§ What needs to be done: Repeat the lines below exactly as they appear, but leave out the images.

§ Working data:
▬▬▬▬▬▬▬▬▬▬

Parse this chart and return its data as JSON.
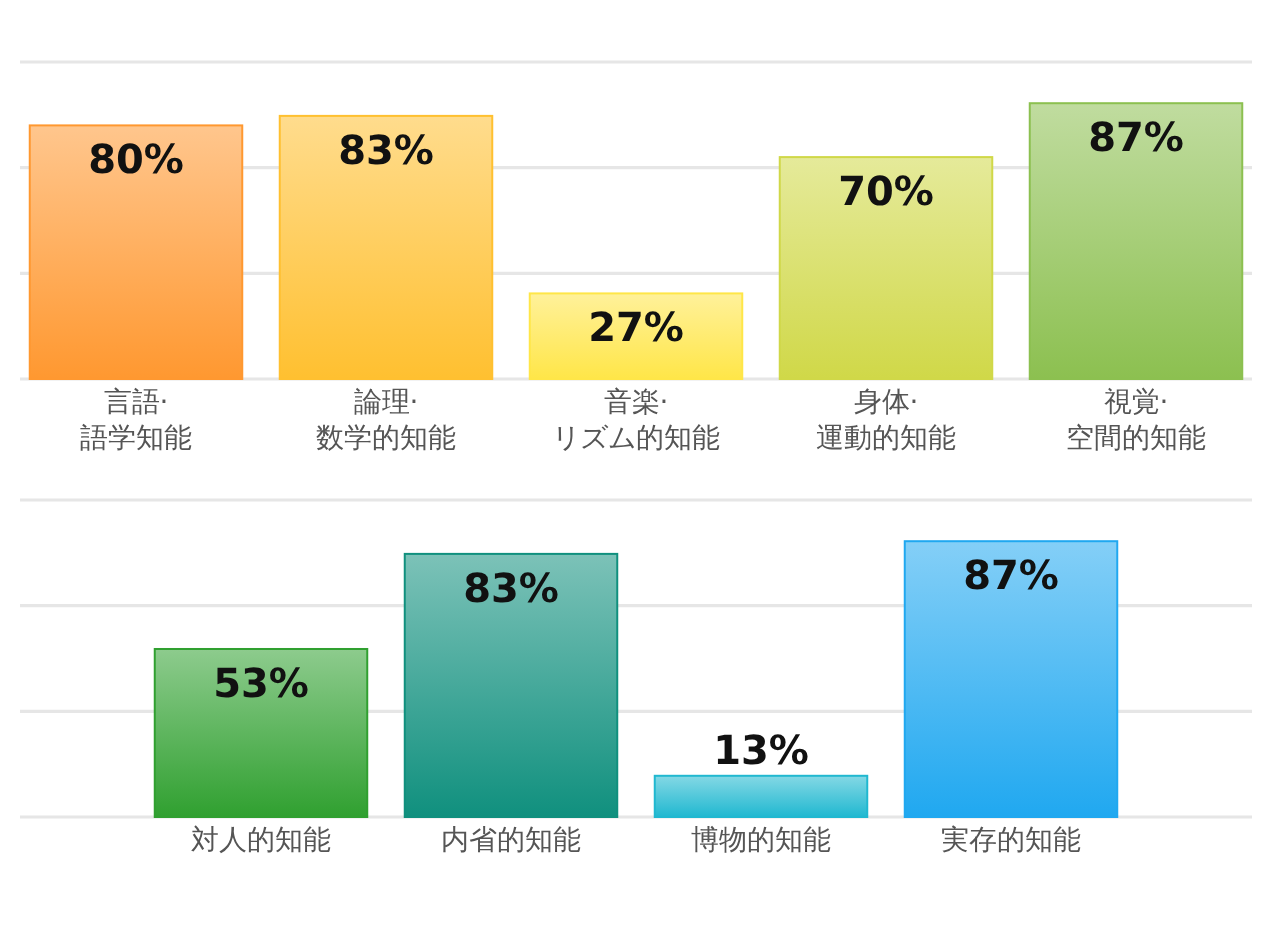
{
  "chart_data": [
    {
      "type": "bar",
      "categories": [
        "言語·\n語学知能",
        "論理·\n数学的知能",
        "音楽·\nリズム的知能",
        "身体·\n運動的知能",
        "視覚·\n空間的知能"
      ],
      "values": [
        80,
        83,
        27,
        70,
        87
      ],
      "colors": [
        "#ff9830",
        "#ffc030",
        "#ffe648",
        "#d0d848",
        "#8cc050"
      ],
      "value_labels": [
        "80%",
        "83%",
        "27%",
        "70%",
        "87%"
      ],
      "ylim": [
        0,
        100
      ],
      "yticks": [
        {
          "value": 0,
          "label": null
        },
        {
          "value": 33.3,
          "label": null
        },
        {
          "value": 66.7,
          "label": null
        },
        {
          "value": 100,
          "label": null
        }
      ],
      "grid": "y",
      "tick_labels": "x"
    },
    {
      "type": "bar",
      "categories": [
        "対人的知能",
        "内省的知能",
        "博物的知能",
        "実存的知能"
      ],
      "values": [
        53,
        83,
        13,
        87
      ],
      "colors": [
        "#30a030",
        "#10907e",
        "#20b8d0",
        "#20a8f0"
      ],
      "value_labels": [
        "53%",
        "83%",
        "13%",
        "87%"
      ],
      "ylim": [
        0,
        100
      ],
      "yticks": [
        {
          "value": 0,
          "label": null
        },
        {
          "value": 33.3,
          "label": null
        },
        {
          "value": 66.7,
          "label": null
        },
        {
          "value": 100,
          "label": null
        }
      ],
      "grid": "y",
      "tick_labels": "x"
    }
  ]
}
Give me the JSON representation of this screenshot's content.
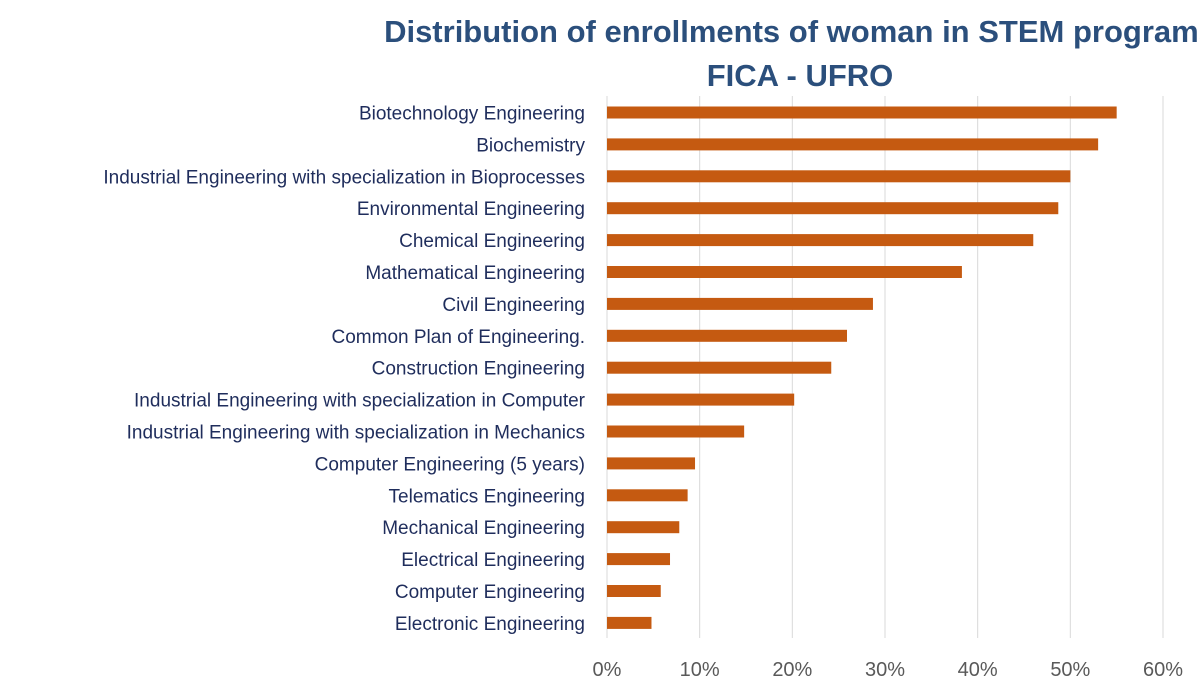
{
  "chart_data": {
    "type": "bar",
    "orientation": "horizontal",
    "title": "Distribution of enrollments of woman in STEM programs",
    "subtitle": "FICA - UFRO",
    "xlabel": "",
    "ylabel": "",
    "xlim": [
      0,
      60
    ],
    "x_ticks": [
      "0%",
      "10%",
      "20%",
      "30%",
      "40%",
      "50%",
      "60%"
    ],
    "x_tick_values": [
      0,
      10,
      20,
      30,
      40,
      50,
      60
    ],
    "grid": "vertical",
    "legend": "none",
    "bar_color": "#c55a11",
    "grid_color": "#d9d9d9",
    "label_color": "#1f2d5c",
    "title_color": "#2b4f7c",
    "categories": [
      "Biotechnology Engineering",
      "Biochemistry",
      "Industrial Engineering with specialization in Bioprocesses",
      "Environmental Engineering",
      "Chemical Engineering",
      "Mathematical Engineering",
      "Civil Engineering",
      "Common Plan of Engineering.",
      "Construction Engineering",
      "Industrial Engineering with specialization in Computer",
      "Industrial Engineering with specialization in Mechanics",
      "Computer Engineering (5 years)",
      "Telematics Engineering",
      "Mechanical Engineering",
      "Electrical Engineering",
      "Computer Engineering",
      "Electronic Engineering"
    ],
    "values": [
      55.0,
      53.0,
      50.0,
      48.7,
      46.0,
      38.3,
      28.7,
      25.9,
      24.2,
      20.2,
      14.8,
      9.5,
      8.7,
      7.8,
      6.8,
      5.8,
      4.8
    ]
  }
}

▬▬▬▬▬▬▬▬▬▬

§ Output below:
Parse this chart and return its data as JSON.
{
  "chart_data": [
    {
      "type": "bar",
      "categories": [
        "言語·\n語学知能",
        "論理·\n数学的知能",
        "音楽·\nリズム的知能",
        "身体·\n運動的知能",
        "視覚·\n空間的知能"
      ],
      "values": [
        80,
        83,
        27,
        70,
        87
      ],
      "colors": [
        "#ff9830",
        "#ffc030",
        "#ffe648",
        "#d0d848",
        "#8cc050"
      ],
      "value_labels": [
        "80%",
        "83%",
        "27%",
        "70%",
        "87%"
      ],
      "ylim": [
        0,
        100
      ],
      "yticks": [
        {
          "value": 0,
          "label": null
        },
        {
          "value": 33.3,
          "label": null
        },
        {
          "value": 66.7,
          "label": null
        },
        {
          "value": 100,
          "label": null
        }
      ],
      "grid": "y",
      "tick_labels": "x"
    },
    {
      "type": "bar",
      "categories": [
        "対人的知能",
        "内省的知能",
        "博物的知能",
        "実存的知能"
      ],
      "values": [
        53,
        83,
        13,
        87
      ],
      "colors": [
        "#30a030",
        "#10907e",
        "#20b8d0",
        "#20a8f0"
      ],
      "value_labels": [
        "53%",
        "83%",
        "13%",
        "87%"
      ],
      "ylim": [
        0,
        100
      ],
      "yticks": [
        {
          "value": 0,
          "label": null
        },
        {
          "value": 33.3,
          "label": null
        },
        {
          "value": 66.7,
          "label": null
        },
        {
          "value": 100,
          "label": null
        }
      ],
      "grid": "y",
      "tick_labels": "x"
    }
  ]
}
Give me the JSON representation of this screenshot's content.
{
  "chart_data": {
    "type": "bar",
    "orientation": "horizontal",
    "title": "Distribution of enrollments of woman in STEM programs",
    "subtitle": "FICA - UFRO",
    "xlabel": "",
    "ylabel": "",
    "xlim": [
      0,
      60
    ],
    "x_ticks": [
      "0%",
      "10%",
      "20%",
      "30%",
      "40%",
      "50%",
      "60%"
    ],
    "x_tick_values": [
      0,
      10,
      20,
      30,
      40,
      50,
      60
    ],
    "grid": "vertical",
    "legend": "none",
    "bar_color": "#c55a11",
    "grid_color": "#d9d9d9",
    "label_color": "#1f2d5c",
    "title_color": "#2b4f7c",
    "categories": [
      "Biotechnology Engineering",
      "Biochemistry",
      "Industrial Engineering with specialization in Bioprocesses",
      "Environmental Engineering",
      "Chemical Engineering",
      "Mathematical Engineering",
      "Civil Engineering",
      "Common Plan of Engineering.",
      "Construction Engineering",
      "Industrial Engineering with specialization in Computer",
      "Industrial Engineering with specialization in Mechanics",
      "Computer Engineering (5 years)",
      "Telematics Engineering",
      "Mechanical Engineering",
      "Electrical Engineering",
      "Computer Engineering",
      "Electronic Engineering"
    ],
    "values": [
      55.0,
      53.0,
      50.0,
      48.7,
      46.0,
      38.3,
      28.7,
      25.9,
      24.2,
      20.2,
      14.8,
      9.5,
      8.7,
      7.8,
      6.8,
      5.8,
      4.8
    ]
  }
}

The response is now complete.